# Directions for this task:
Only a number is wanted: how many lines in the records below contain "dispose"?

[Lines of data]
+-------+

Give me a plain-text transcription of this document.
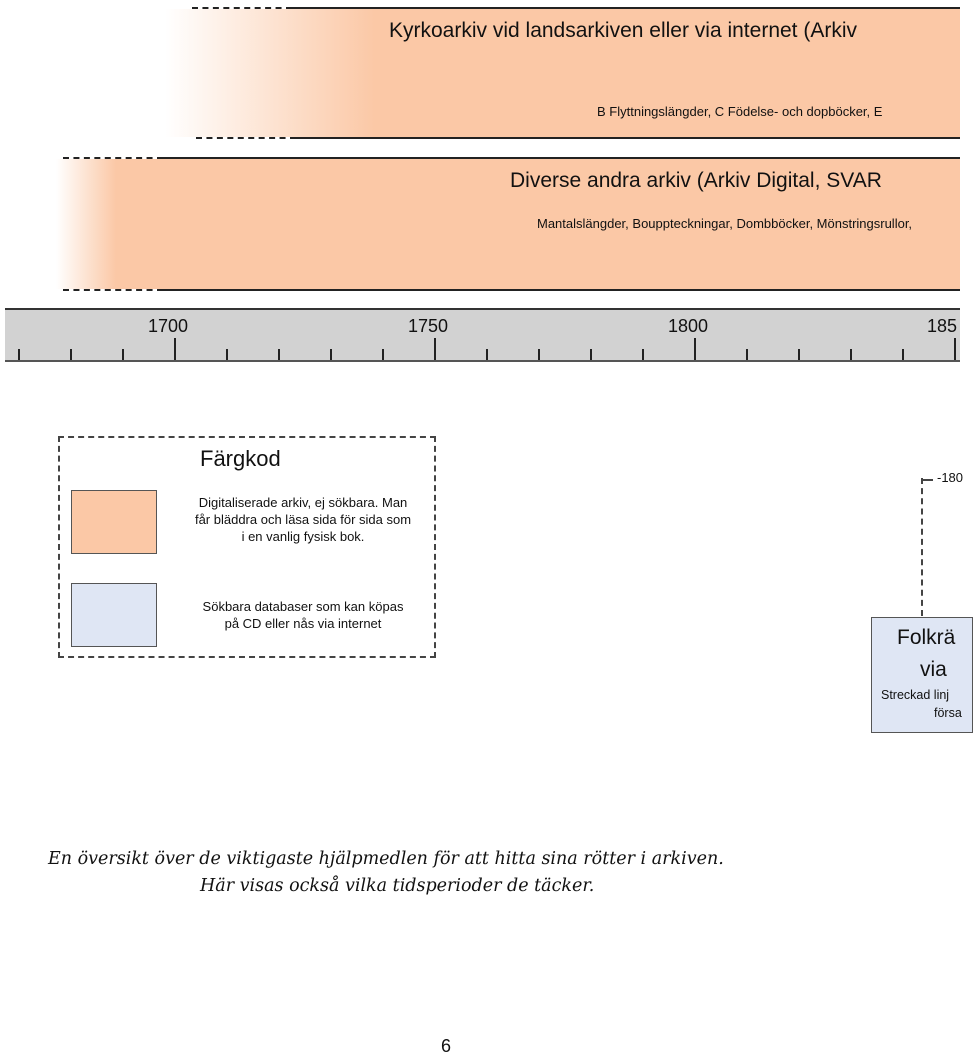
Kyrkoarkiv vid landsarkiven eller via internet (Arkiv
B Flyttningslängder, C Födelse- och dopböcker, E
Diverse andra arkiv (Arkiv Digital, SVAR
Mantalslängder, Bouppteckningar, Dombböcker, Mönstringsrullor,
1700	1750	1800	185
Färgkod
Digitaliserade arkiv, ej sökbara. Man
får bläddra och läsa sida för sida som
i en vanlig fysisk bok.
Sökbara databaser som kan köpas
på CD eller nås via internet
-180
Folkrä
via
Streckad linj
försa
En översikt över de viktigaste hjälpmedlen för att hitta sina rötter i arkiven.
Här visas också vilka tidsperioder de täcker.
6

+-------+

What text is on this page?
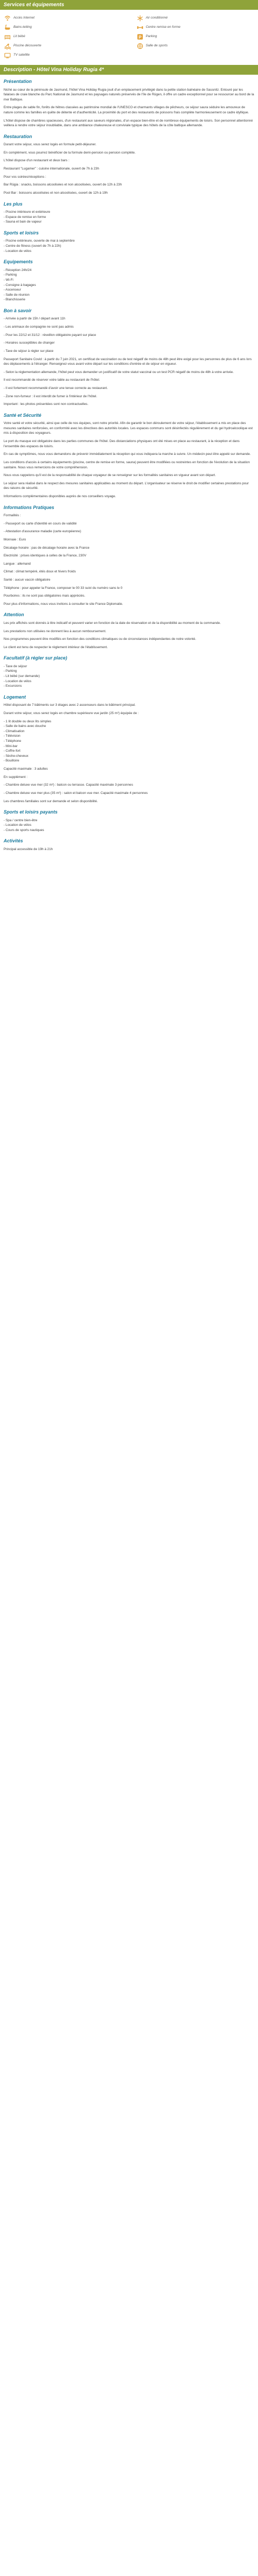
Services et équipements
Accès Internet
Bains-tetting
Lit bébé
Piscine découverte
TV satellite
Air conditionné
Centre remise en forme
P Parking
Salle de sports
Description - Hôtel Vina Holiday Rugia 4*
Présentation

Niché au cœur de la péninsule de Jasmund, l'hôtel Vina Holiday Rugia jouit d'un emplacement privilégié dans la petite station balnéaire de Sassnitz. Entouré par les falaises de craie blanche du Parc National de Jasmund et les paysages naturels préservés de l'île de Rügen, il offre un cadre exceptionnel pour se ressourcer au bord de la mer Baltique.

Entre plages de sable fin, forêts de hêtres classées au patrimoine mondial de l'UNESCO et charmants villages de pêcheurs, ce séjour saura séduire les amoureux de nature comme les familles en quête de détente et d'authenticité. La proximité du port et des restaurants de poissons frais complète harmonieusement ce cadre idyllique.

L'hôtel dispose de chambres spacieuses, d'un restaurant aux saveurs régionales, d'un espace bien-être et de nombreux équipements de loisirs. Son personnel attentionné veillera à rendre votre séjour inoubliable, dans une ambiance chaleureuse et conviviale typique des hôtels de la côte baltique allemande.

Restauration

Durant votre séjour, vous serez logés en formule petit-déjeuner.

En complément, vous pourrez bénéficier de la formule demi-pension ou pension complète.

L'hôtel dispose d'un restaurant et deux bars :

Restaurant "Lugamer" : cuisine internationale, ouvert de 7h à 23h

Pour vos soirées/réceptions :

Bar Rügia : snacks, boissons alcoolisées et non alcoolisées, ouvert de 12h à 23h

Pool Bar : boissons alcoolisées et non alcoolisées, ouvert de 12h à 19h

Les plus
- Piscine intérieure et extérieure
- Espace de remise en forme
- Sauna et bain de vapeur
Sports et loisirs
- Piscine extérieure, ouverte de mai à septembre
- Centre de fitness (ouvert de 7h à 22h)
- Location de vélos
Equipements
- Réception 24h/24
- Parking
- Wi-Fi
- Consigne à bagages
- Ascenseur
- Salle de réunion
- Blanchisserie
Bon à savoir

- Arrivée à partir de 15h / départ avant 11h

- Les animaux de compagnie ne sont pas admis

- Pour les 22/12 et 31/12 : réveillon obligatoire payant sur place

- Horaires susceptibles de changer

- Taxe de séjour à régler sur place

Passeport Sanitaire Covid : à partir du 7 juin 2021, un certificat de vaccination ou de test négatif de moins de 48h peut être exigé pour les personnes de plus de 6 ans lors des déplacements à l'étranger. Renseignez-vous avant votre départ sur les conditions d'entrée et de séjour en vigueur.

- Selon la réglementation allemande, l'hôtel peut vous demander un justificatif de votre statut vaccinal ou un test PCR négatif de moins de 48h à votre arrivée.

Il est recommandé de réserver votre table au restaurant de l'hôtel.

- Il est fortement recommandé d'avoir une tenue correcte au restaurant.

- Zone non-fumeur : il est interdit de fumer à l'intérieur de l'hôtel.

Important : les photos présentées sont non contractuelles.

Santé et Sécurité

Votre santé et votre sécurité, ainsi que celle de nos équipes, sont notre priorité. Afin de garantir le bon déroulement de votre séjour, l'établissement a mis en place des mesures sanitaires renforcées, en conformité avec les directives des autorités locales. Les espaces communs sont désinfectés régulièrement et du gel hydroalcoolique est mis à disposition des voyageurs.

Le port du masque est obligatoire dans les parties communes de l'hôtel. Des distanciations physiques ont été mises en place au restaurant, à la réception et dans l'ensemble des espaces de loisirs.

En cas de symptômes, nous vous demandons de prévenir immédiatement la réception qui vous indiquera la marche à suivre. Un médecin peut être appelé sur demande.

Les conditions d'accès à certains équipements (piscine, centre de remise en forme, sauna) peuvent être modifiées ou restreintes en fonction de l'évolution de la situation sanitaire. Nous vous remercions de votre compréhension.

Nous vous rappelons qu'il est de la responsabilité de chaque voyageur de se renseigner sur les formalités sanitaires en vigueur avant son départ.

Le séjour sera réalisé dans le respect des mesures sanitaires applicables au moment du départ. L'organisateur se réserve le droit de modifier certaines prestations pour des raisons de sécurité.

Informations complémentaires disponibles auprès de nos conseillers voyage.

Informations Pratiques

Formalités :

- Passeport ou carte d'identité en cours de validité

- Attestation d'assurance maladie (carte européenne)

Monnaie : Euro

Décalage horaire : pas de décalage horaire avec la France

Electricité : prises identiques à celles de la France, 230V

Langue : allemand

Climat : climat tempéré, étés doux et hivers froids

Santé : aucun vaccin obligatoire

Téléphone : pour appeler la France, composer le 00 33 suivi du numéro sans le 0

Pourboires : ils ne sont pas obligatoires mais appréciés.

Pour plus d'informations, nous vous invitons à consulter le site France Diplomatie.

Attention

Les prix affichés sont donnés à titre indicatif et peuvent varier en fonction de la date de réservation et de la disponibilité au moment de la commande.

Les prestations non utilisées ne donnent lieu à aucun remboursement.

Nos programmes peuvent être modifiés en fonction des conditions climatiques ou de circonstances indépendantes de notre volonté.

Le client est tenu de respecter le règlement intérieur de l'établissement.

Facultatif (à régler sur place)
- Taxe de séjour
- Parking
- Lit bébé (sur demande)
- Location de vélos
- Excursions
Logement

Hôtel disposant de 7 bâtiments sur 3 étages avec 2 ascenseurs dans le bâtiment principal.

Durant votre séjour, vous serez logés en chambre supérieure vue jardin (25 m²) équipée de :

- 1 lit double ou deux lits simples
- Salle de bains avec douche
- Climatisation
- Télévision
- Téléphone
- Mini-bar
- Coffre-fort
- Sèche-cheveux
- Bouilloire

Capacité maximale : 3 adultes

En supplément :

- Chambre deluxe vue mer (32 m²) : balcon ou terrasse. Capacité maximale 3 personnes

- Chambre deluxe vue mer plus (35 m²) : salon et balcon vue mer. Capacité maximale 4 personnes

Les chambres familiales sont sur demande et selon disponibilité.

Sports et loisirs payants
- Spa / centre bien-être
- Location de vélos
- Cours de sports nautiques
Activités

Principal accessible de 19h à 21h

+-------+

# Answer for the task:
2